• AIM OF THE EXERCISE
Quote the listing below in its entirety, omitting every image.

• GIVEN ENTRIES
++++

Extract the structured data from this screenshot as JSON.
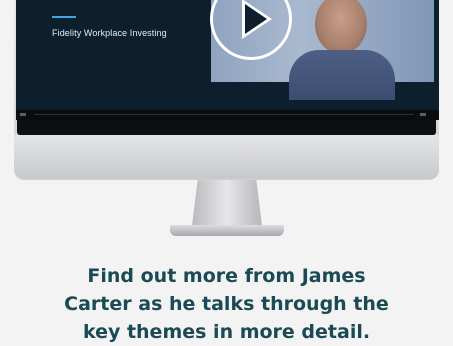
{
  "video": {
    "slide_label": "Fidelity Workplace Investing"
  },
  "caption": {
    "line1": "Find out more from James",
    "line2": "Carter as he talks through the",
    "line3": "key themes in more detail."
  },
  "icons": {
    "play": "play-icon"
  },
  "colors": {
    "caption_text": "#1a4a53",
    "accent_line": "#39a9e0",
    "screen_background": "#0d1f2d"
  }
}
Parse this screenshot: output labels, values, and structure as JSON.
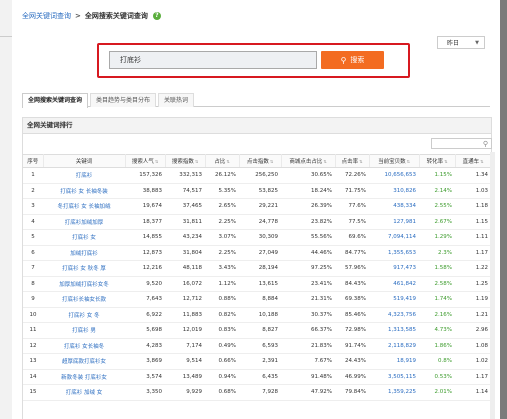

++++

• RESULT
Extract the structured data from this screenshot as JSON.
{
  "video": {
    "slide_label": "Fidelity Workplace Investing"
  },
  "caption": {
    "line1": "Find out more from James",
    "line2": "Carter as he talks through the",
    "line3": "key themes in more detail."
  },
  "icons": {
    "play": "play-icon"
  },
  "colors": {
    "caption_text": "#1a4a53",
    "accent_line": "#39a9e0",
    "screen_background": "#0d1f2d"
  }
}
Parse this screenshot: output labels, values, and structure as JSON.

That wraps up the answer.